JOB
Copy each line that has the string "this" somewhere in it.

Stored items from a collection
Begin

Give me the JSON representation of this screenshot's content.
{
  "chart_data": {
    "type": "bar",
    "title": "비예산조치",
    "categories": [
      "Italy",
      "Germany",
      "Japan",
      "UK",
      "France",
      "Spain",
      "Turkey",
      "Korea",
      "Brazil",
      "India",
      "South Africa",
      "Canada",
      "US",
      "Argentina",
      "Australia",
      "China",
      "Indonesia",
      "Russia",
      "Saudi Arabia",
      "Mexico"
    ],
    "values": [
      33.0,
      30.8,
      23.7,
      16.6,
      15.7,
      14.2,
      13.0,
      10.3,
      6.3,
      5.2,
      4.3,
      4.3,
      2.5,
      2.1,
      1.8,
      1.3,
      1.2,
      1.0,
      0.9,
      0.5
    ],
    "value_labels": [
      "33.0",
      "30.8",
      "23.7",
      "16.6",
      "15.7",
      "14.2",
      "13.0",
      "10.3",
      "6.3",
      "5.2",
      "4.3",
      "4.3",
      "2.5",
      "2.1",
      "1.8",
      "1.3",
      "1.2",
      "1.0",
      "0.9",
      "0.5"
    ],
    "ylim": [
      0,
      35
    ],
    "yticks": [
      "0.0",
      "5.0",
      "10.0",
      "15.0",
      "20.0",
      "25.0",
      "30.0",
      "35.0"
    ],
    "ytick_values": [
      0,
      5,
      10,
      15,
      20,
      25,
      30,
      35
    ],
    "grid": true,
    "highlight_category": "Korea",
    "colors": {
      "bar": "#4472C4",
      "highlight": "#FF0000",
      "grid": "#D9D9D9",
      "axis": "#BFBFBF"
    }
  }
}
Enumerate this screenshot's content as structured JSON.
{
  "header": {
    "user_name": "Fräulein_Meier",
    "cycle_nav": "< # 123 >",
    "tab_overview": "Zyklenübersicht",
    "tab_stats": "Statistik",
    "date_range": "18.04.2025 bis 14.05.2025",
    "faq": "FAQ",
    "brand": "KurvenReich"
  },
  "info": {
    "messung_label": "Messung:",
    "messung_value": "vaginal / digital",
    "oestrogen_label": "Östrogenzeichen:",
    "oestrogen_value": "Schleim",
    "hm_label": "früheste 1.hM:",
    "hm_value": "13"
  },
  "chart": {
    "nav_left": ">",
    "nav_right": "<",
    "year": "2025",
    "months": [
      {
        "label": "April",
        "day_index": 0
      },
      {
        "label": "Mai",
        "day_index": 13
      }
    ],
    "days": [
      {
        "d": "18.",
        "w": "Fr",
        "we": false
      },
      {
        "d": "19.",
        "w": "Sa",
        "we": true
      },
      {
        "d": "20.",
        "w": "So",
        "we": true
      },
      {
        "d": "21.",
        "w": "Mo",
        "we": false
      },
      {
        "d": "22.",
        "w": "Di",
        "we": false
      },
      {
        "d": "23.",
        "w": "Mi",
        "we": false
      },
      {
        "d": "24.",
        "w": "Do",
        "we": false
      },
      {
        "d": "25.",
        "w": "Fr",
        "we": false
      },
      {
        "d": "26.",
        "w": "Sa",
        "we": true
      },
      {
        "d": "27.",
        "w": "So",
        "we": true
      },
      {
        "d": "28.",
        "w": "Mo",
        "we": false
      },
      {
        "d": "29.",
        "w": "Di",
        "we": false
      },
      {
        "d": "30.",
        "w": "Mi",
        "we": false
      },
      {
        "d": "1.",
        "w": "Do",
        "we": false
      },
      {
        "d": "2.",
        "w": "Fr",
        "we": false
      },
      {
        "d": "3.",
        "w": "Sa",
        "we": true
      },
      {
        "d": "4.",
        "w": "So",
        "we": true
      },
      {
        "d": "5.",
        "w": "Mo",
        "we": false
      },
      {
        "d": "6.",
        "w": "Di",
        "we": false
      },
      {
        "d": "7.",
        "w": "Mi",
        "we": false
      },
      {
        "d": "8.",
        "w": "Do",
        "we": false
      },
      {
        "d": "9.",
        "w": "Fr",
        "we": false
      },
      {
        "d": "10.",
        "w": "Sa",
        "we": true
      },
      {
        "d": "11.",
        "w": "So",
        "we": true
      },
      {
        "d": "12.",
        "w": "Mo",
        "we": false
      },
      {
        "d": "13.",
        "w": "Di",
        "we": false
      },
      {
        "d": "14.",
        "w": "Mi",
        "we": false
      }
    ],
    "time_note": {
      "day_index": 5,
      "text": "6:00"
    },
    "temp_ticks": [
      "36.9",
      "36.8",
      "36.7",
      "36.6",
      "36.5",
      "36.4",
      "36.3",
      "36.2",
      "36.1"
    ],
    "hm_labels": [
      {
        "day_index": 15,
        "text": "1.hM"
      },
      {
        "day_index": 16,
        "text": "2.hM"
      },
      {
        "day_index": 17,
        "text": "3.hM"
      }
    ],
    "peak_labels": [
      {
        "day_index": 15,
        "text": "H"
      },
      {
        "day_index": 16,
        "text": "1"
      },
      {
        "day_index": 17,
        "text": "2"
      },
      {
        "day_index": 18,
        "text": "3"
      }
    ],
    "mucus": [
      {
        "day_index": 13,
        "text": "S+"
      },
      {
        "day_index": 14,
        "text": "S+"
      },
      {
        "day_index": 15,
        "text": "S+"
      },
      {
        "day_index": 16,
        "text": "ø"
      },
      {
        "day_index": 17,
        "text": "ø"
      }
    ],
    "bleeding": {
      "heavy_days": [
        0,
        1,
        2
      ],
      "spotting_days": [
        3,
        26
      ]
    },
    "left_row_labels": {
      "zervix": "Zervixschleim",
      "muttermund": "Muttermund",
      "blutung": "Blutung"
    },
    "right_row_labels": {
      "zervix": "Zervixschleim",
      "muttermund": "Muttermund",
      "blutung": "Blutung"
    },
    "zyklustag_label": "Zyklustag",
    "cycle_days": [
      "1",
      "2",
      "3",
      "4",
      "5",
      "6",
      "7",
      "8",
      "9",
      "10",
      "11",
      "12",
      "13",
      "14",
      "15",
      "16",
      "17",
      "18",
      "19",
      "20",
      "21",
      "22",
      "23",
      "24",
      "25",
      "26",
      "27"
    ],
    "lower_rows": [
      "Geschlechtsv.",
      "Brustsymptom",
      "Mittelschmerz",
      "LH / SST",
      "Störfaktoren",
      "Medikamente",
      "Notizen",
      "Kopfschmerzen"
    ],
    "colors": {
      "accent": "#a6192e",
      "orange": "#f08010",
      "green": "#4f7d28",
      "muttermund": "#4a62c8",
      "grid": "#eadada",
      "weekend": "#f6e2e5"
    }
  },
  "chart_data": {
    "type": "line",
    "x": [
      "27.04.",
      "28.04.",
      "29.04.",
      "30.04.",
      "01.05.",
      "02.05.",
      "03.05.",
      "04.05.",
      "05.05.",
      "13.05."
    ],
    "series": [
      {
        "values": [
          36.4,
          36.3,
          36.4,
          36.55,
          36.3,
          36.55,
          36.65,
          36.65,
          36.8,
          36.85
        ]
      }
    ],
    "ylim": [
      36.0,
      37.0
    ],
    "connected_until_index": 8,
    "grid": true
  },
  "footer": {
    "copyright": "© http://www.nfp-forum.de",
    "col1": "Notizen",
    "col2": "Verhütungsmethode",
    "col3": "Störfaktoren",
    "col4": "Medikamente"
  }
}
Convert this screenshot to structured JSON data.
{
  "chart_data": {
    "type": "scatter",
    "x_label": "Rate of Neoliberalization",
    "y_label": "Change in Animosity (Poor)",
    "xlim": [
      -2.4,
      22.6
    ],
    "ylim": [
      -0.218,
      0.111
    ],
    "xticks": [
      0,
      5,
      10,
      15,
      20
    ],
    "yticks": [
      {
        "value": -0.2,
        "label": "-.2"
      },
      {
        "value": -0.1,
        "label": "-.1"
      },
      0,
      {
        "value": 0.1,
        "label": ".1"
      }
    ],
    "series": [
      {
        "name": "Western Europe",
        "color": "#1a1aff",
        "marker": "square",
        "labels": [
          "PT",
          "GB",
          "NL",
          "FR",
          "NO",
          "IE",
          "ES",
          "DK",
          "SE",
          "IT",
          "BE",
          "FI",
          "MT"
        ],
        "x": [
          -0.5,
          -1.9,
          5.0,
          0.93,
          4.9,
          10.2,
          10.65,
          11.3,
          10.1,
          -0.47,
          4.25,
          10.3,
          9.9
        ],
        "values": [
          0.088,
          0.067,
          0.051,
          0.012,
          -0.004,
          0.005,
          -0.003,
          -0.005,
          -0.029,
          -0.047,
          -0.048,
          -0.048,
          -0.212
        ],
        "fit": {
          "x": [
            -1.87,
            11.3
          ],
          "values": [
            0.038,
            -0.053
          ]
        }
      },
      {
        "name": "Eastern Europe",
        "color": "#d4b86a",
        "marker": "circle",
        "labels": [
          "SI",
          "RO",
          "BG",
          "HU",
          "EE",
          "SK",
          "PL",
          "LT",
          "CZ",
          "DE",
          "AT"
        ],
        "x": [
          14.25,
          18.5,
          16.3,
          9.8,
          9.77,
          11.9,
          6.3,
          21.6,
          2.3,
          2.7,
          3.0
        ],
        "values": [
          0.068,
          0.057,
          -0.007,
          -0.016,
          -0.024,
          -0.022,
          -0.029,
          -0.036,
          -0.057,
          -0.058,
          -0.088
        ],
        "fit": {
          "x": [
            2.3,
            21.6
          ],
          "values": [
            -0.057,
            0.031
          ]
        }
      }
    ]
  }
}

End

OUTPUT OF THE TASK
Give me the JSON representation of this screenshot's content.
Enumerate this screenshot's content as structured JSON.
Convert this screenshot to structured JSON data.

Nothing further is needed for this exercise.